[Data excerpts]
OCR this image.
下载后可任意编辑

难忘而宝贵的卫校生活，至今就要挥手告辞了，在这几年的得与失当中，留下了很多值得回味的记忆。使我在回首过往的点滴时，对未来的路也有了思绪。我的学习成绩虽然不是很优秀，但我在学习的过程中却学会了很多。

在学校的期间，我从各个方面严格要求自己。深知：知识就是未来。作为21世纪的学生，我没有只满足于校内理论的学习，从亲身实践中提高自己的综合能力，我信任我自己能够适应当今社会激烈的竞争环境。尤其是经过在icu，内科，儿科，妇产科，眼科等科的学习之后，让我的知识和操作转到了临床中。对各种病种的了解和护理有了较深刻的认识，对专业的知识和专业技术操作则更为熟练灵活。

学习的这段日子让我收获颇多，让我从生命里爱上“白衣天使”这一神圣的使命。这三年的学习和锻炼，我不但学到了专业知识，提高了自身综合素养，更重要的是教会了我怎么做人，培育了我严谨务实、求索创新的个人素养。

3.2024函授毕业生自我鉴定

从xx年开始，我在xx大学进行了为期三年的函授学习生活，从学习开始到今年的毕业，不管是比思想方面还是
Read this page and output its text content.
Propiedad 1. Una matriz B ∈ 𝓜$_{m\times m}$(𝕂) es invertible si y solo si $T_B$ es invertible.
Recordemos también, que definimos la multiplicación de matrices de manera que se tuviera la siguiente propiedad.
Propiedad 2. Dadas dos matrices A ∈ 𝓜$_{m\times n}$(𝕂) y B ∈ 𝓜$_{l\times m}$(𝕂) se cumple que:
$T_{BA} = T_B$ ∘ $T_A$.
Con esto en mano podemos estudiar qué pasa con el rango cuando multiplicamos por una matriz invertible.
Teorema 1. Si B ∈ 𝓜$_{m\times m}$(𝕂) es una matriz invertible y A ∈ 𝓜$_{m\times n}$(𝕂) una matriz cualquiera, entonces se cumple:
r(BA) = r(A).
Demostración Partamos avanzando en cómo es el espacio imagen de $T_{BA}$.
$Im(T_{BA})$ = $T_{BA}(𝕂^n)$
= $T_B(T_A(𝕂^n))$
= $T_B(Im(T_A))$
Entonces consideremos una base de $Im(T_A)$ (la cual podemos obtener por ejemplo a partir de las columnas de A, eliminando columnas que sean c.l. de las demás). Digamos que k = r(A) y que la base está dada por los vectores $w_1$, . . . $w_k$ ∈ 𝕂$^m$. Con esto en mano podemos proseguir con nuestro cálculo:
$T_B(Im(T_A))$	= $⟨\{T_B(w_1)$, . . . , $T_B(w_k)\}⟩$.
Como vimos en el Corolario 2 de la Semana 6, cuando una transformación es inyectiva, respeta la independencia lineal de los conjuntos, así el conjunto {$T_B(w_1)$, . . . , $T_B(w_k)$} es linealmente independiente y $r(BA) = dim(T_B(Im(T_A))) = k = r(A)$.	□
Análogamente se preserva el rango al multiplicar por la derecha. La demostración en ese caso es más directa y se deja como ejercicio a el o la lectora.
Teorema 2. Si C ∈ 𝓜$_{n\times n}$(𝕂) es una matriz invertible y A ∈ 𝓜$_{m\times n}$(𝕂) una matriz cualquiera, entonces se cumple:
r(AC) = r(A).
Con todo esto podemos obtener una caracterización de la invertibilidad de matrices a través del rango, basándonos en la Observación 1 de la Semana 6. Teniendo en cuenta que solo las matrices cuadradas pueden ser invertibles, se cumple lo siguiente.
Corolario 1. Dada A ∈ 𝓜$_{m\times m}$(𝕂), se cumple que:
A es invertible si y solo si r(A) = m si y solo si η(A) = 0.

▸ **Exercise**
Return only those lines of the records that contain the string "Teorema".

▸ **Worked solution**
Teorema 1. Si B ∈ 𝓜$_{m\times m}$(𝕂) es una matriz invertible y A ∈ 𝓜$_{m\times n}$(𝕂) una matriz cualquiera, entonces se cumple:
Teorema 2. Si C ∈ 𝓜$_{n\times n}$(𝕂) es una matriz invertible y A ∈ 𝓜$_{m\times n}$(𝕂) una matriz cualquiera, entonces se cumple:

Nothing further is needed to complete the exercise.